» Exercise objective
Copy out every line of the data exactly.
--- begin Data rows ---
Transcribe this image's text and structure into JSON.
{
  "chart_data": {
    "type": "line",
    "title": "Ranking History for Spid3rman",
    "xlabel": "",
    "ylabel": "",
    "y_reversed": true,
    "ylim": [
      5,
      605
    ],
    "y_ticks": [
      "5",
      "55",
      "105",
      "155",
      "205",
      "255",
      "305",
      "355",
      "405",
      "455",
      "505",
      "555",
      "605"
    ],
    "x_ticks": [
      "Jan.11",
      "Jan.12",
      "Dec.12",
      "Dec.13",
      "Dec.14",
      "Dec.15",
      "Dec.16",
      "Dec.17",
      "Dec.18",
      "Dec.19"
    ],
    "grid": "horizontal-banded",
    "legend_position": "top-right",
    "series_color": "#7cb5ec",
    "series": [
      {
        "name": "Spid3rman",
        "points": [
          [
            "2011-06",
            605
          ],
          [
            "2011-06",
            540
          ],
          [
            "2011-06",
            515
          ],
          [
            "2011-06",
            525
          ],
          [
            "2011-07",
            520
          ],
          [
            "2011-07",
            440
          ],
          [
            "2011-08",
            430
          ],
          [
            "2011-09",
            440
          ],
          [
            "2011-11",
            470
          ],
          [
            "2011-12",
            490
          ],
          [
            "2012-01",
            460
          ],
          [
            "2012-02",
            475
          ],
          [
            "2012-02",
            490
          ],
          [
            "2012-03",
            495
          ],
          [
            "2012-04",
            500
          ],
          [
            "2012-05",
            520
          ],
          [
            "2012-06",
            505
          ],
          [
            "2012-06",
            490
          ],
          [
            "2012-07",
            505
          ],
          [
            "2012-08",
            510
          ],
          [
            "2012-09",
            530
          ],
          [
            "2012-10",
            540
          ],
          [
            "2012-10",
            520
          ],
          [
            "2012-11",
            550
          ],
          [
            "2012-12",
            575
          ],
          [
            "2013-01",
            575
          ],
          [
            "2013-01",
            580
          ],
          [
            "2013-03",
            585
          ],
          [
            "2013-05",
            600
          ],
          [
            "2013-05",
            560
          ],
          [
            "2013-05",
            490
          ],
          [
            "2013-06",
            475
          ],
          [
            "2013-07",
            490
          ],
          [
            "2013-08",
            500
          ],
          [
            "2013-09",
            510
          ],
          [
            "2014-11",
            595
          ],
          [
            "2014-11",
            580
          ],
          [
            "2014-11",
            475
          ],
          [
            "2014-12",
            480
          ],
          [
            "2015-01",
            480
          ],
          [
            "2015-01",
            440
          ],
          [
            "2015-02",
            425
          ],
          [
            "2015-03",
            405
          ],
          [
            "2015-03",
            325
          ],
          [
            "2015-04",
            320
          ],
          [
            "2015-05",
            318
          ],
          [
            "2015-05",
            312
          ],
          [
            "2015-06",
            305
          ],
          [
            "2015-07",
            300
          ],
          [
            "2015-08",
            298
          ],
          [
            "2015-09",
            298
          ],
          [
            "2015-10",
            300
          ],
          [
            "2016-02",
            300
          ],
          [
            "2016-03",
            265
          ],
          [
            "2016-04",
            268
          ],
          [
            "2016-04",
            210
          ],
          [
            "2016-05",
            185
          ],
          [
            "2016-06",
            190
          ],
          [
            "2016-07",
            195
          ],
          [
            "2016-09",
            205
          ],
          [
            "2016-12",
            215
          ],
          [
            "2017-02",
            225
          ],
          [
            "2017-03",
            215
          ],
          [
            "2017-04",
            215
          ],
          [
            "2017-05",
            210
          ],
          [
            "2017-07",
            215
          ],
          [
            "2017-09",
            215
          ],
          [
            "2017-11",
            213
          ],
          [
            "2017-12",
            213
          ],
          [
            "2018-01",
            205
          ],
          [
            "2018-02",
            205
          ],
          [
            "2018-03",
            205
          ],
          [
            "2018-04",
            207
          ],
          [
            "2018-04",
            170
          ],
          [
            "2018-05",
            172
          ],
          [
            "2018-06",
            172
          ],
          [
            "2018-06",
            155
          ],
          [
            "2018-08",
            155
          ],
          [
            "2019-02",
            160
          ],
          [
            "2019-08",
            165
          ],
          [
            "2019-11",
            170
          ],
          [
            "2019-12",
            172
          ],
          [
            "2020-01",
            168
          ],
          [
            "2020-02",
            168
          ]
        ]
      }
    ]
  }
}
--- end Data rows ---
» Exercise output
Transcribe this image's text and structure into JSON.
{
  "chart_data": {
    "type": "line",
    "title": "Ranking History for Spid3rman",
    "xlabel": "",
    "ylabel": "",
    "y_reversed": true,
    "ylim": [
      5,
      605
    ],
    "y_ticks": [
      "5",
      "55",
      "105",
      "155",
      "205",
      "255",
      "305",
      "355",
      "405",
      "455",
      "505",
      "555",
      "605"
    ],
    "x_ticks": [
      "Jan.11",
      "Jan.12",
      "Dec.12",
      "Dec.13",
      "Dec.14",
      "Dec.15",
      "Dec.16",
      "Dec.17",
      "Dec.18",
      "Dec.19"
    ],
    "grid": "horizontal-banded",
    "legend_position": "top-right",
    "series_color": "#7cb5ec",
    "series": [
      {
        "name": "Spid3rman",
        "points": [
          [
            "2011-06",
            605
          ],
          [
            "2011-06",
            540
          ],
          [
            "2011-06",
            515
          ],
          [
            "2011-06",
            525
          ],
          [
            "2011-07",
            520
          ],
          [
            "2011-07",
            440
          ],
          [
            "2011-08",
            430
          ],
          [
            "2011-09",
            440
          ],
          [
            "2011-11",
            470
          ],
          [
            "2011-12",
            490
          ],
          [
            "2012-01",
            460
          ],
          [
            "2012-02",
            475
          ],
          [
            "2012-02",
            490
          ],
          [
            "2012-03",
            495
          ],
          [
            "2012-04",
            500
          ],
          [
            "2012-05",
            520
          ],
          [
            "2012-06",
            505
          ],
          [
            "2012-06",
            490
          ],
          [
            "2012-07",
            505
          ],
          [
            "2012-08",
            510
          ],
          [
            "2012-09",
            530
          ],
          [
            "2012-10",
            540
          ],
          [
            "2012-10",
            520
          ],
          [
            "2012-11",
            550
          ],
          [
            "2012-12",
            575
          ],
          [
            "2013-01",
            575
          ],
          [
            "2013-01",
            580
          ],
          [
            "2013-03",
            585
          ],
          [
            "2013-05",
            600
          ],
          [
            "2013-05",
            560
          ],
          [
            "2013-05",
            490
          ],
          [
            "2013-06",
            475
          ],
          [
            "2013-07",
            490
          ],
          [
            "2013-08",
            500
          ],
          [
            "2013-09",
            510
          ],
          [
            "2014-11",
            595
          ],
          [
            "2014-11",
            580
          ],
          [
            "2014-11",
            475
          ],
          [
            "2014-12",
            480
          ],
          [
            "2015-01",
            480
          ],
          [
            "2015-01",
            440
          ],
          [
            "2015-02",
            425
          ],
          [
            "2015-03",
            405
          ],
          [
            "2015-03",
            325
          ],
          [
            "2015-04",
            320
          ],
          [
            "2015-05",
            318
          ],
          [
            "2015-05",
            312
          ],
          [
            "2015-06",
            305
          ],
          [
            "2015-07",
            300
          ],
          [
            "2015-08",
            298
          ],
          [
            "2015-09",
            298
          ],
          [
            "2015-10",
            300
          ],
          [
            "2016-02",
            300
          ],
          [
            "2016-03",
            265
          ],
          [
            "2016-04",
            268
          ],
          [
            "2016-04",
            210
          ],
          [
            "2016-05",
            185
          ],
          [
            "2016-06",
            190
          ],
          [
            "2016-07",
            195
          ],
          [
            "2016-09",
            205
          ],
          [
            "2016-12",
            215
          ],
          [
            "2017-02",
            225
          ],
          [
            "2017-03",
            215
          ],
          [
            "2017-04",
            215
          ],
          [
            "2017-05",
            210
          ],
          [
            "2017-07",
            215
          ],
          [
            "2017-09",
            215
          ],
          [
            "2017-11",
            213
          ],
          [
            "2017-12",
            213
          ],
          [
            "2018-01",
            205
          ],
          [
            "2018-02",
            205
          ],
          [
            "2018-03",
            205
          ],
          [
            "2018-04",
            207
          ],
          [
            "2018-04",
            170
          ],
          [
            "2018-05",
            172
          ],
          [
            "2018-06",
            172
          ],
          [
            "2018-06",
            155
          ],
          [
            "2018-08",
            155
          ],
          [
            "2019-02",
            160
          ],
          [
            "2019-08",
            165
          ],
          [
            "2019-11",
            170
          ],
          [
            "2019-12",
            172
          ],
          [
            "2020-01",
            168
          ],
          [
            "2020-02",
            168
          ]
        ]
      }
    ]
  }
}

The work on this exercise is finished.